### YOUR OBJECTIVE:
Arrange each line of the listing below as a numbered list, omitting any blank lines.
===== RECORDED INFORMATION =====
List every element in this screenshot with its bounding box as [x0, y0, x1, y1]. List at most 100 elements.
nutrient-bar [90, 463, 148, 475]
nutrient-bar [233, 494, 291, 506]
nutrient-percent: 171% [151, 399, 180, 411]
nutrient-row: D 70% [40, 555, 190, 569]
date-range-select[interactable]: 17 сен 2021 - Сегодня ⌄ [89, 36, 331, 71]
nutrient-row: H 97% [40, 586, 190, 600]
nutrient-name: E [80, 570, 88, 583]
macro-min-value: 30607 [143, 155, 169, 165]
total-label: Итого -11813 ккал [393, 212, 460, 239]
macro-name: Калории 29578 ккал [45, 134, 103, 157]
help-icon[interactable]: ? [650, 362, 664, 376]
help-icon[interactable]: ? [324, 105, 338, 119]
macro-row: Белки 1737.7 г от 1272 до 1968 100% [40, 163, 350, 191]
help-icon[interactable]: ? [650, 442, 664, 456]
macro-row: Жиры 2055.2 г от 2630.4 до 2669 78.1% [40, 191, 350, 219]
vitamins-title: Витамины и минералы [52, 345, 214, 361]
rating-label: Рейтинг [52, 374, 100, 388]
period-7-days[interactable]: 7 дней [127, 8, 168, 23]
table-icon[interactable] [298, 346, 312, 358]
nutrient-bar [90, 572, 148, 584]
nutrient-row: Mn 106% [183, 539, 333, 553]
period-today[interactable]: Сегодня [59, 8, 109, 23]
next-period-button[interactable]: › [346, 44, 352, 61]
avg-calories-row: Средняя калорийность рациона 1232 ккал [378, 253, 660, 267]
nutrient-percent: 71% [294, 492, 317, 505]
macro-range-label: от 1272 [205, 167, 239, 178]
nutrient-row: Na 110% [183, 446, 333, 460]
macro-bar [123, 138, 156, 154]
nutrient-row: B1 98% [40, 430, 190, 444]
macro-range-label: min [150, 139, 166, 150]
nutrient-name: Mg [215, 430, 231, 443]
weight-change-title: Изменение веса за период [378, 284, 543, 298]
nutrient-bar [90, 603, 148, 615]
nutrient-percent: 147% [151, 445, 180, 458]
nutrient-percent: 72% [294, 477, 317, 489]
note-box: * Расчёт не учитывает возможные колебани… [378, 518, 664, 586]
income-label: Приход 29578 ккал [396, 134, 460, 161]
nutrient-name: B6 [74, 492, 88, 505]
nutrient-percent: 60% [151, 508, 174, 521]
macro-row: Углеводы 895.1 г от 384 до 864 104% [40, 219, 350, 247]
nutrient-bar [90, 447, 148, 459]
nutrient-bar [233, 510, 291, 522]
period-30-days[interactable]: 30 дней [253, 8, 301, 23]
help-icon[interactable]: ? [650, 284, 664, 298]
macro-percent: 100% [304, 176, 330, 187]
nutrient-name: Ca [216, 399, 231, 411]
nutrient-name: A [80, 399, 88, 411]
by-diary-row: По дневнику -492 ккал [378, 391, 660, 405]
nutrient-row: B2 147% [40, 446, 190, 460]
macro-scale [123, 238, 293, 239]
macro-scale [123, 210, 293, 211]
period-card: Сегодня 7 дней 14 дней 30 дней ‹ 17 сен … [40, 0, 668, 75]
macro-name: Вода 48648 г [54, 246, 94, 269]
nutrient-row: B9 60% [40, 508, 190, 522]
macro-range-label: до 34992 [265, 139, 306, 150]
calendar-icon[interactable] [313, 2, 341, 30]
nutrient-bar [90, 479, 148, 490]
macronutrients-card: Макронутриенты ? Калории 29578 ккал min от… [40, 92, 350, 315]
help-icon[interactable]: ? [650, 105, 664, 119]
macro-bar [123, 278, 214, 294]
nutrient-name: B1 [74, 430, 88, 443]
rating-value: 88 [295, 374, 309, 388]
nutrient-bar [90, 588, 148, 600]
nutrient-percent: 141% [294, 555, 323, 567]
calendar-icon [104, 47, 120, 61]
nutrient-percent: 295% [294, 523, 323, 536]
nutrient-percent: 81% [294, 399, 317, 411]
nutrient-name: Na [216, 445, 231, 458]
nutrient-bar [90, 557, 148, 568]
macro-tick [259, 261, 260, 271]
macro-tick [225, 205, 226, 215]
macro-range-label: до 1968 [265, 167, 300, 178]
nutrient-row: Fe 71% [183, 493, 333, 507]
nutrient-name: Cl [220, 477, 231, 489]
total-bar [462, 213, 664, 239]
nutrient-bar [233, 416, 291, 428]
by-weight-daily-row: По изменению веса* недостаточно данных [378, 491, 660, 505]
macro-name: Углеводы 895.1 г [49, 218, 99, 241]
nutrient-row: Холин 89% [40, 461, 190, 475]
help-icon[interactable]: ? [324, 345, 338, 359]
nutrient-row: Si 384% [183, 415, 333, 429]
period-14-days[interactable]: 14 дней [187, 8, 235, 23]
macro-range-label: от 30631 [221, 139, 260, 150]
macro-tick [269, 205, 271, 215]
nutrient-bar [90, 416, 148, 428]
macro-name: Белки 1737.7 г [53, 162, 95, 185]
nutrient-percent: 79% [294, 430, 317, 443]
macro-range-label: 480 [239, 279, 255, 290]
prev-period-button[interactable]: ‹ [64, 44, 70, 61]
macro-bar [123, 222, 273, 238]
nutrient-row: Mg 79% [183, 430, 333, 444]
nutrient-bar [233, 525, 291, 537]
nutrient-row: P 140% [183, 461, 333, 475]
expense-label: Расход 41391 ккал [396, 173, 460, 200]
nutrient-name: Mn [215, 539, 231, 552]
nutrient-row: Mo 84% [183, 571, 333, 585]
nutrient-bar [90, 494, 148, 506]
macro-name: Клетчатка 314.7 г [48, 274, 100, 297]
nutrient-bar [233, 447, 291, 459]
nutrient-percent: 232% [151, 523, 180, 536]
=====
### SOLUTION TO THIS EXERCISE:
1. List every element in this screenshot with its bounding box as [x0, y0, x1, y1]. List at most 100 elements.
2. nutrient-bar [90, 463, 148, 475]
3. nutrient-bar [233, 494, 291, 506]
4. nutrient-percent: 171% [151, 399, 180, 411]
5. nutrient-row: D 70% [40, 555, 190, 569]
6. date-range-select[interactable]: 17 сен 2021 - Сегодня ⌄ [89, 36, 331, 71]
7. nutrient-row: H 97% [40, 586, 190, 600]
8. nutrient-name: E [80, 570, 88, 583]
9. macro-min-value: 30607 [143, 155, 169, 165]
10. total-label: Итого -11813 ккал [393, 212, 460, 239]
11. macro-name: Калории 29578 ккал [45, 134, 103, 157]
12. help-icon[interactable]: ? [650, 362, 664, 376]
13. help-icon[interactable]: ? [324, 105, 338, 119]
14. macro-row: Белки 1737.7 г от 1272 до 1968 100% [40, 163, 350, 191]
15. help-icon[interactable]: ? [650, 442, 664, 456]
16. macro-row: Жиры 2055.2 г от 2630.4 до 2669 78.1% [40, 191, 350, 219]
17. vitamins-title: Витамины и минералы [52, 345, 214, 361]
18. rating-label: Рейтинг [52, 374, 100, 388]
19. period-7-days[interactable]: 7 дней [127, 8, 168, 23]
20. table-icon[interactable] [298, 346, 312, 358]
21. nutrient-bar [90, 572, 148, 584]
22. nutrient-row: Mn 106% [183, 539, 333, 553]
23. period-today[interactable]: Сегодня [59, 8, 109, 23]
24. next-period-button[interactable]: › [346, 44, 352, 61]
25. avg-calories-row: Средняя калорийность рациона 1232 ккал [378, 253, 660, 267]
26. nutrient-percent: 71% [294, 492, 317, 505]
27. macro-range-label: от 1272 [205, 167, 239, 178]
28. nutrient-row: Na 110% [183, 446, 333, 460]
29. macro-bar [123, 138, 156, 154]
30. nutrient-row: B1 98% [40, 430, 190, 444]
31. macro-range-label: min [150, 139, 166, 150]
32. nutrient-name: Mg [215, 430, 231, 443]
33. weight-change-title: Изменение веса за период [378, 284, 543, 298]
34. nutrient-bar [90, 603, 148, 615]
35. nutrient-percent: 147% [151, 445, 180, 458]
36. nutrient-percent: 72% [294, 477, 317, 489]
37. note-box: * Расчёт не учитывает возможные колебани… [378, 518, 664, 586]
38. income-label: Приход 29578 ккал [396, 134, 460, 161]
39. nutrient-name: B6 [74, 492, 88, 505]
40. nutrient-percent: 60% [151, 508, 174, 521]
41. macro-row: Углеводы 895.1 г от 384 до 864 104% [40, 219, 350, 247]
42. nutrient-bar [90, 447, 148, 459]
43. nutrient-bar [233, 510, 291, 522]
44. period-30-days[interactable]: 30 дней [253, 8, 301, 23]
45. help-icon[interactable]: ? [650, 284, 664, 298]
46. macro-percent: 100% [304, 176, 330, 187]
47. nutrient-name: Ca [216, 399, 231, 411]
48. nutrient-name: A [80, 399, 88, 411]
49. by-diary-row: По дневнику -492 ккал [378, 391, 660, 405]
50. nutrient-row: B2 147% [40, 446, 190, 460]
51. macro-scale [123, 238, 293, 239]
52. macro-scale [123, 210, 293, 211]
53. period-card: Сегодня 7 дней 14 дней 30 дней ‹ 17 сен … [40, 0, 668, 75]
54. macro-name: Вода 48648 г [54, 246, 94, 269]
55. nutrient-row: B9 60% [40, 508, 190, 522]
56. macro-range-label: до 34992 [265, 139, 306, 150]
57. calendar-icon[interactable] [313, 2, 341, 30]
58. nutrient-bar [90, 479, 148, 490]
59. macronutrients-card: Макронутриенты ? Калории 29578 ккал min от… [40, 92, 350, 315]
60. help-icon[interactable]: ? [650, 105, 664, 119]
61. macro-bar [123, 278, 214, 294]
62. nutrient-name: B1 [74, 430, 88, 443]
63. rating-value: 88 [295, 374, 309, 388]
64. nutrient-bar [90, 588, 148, 600]
65. nutrient-percent: 141% [294, 555, 323, 567]
66. calendar-icon [104, 47, 120, 61]
67. nutrient-percent: 295% [294, 523, 323, 536]
68. nutrient-percent: 81% [294, 399, 317, 411]
69. nutrient-name: Na [216, 445, 231, 458]
70. nutrient-bar [90, 557, 148, 568]
71. macro-tick [259, 261, 260, 271]
72. macro-tick [225, 205, 226, 215]
73. macro-range-label: до 1968 [265, 167, 300, 178]
74. nutrient-row: Fe 71% [183, 493, 333, 507]
75. nutrient-name: Cl [220, 477, 231, 489]
76. total-bar [462, 213, 664, 239]
77. nutrient-bar [233, 416, 291, 428]
78. by-weight-daily-row: По изменению веса* недостаточно данных [378, 491, 660, 505]
79. macro-name: Углеводы 895.1 г [49, 218, 99, 241]
80. nutrient-row: Холин 89% [40, 461, 190, 475]
81. help-icon[interactable]: ? [324, 345, 338, 359]
82. nutrient-row: Si 384% [183, 415, 333, 429]
83. period-14-days[interactable]: 14 дней [187, 8, 235, 23]
84. macro-range-label: от 30631 [221, 139, 260, 150]
85. macro-tick [269, 205, 271, 215]
86. nutrient-bar [90, 416, 148, 428]
87. macro-name: Белки 1737.7 г [53, 162, 95, 185]
88. nutrient-percent: 79% [294, 430, 317, 443]
89. macro-range-label: 480 [239, 279, 255, 290]
90. prev-period-button[interactable]: ‹ [64, 44, 70, 61]
91. macro-bar [123, 222, 273, 238]
92. nutrient-row: Mg 79% [183, 430, 333, 444]
93. nutrient-bar [233, 525, 291, 537]
94. nutrient-row: P 140% [183, 461, 333, 475]
95. expense-label: Расход 41391 ккал [396, 173, 460, 200]
96. nutrient-name: Mn [215, 539, 231, 552]
97. nutrient-row: Mo 84% [183, 571, 333, 585]
98. nutrient-bar [90, 494, 148, 506]
99. macro-name: Клетчатка 314.7 г [48, 274, 100, 297]
100. nutrient-bar [233, 447, 291, 459]
101. nutrient-percent: 232% [151, 523, 180, 536]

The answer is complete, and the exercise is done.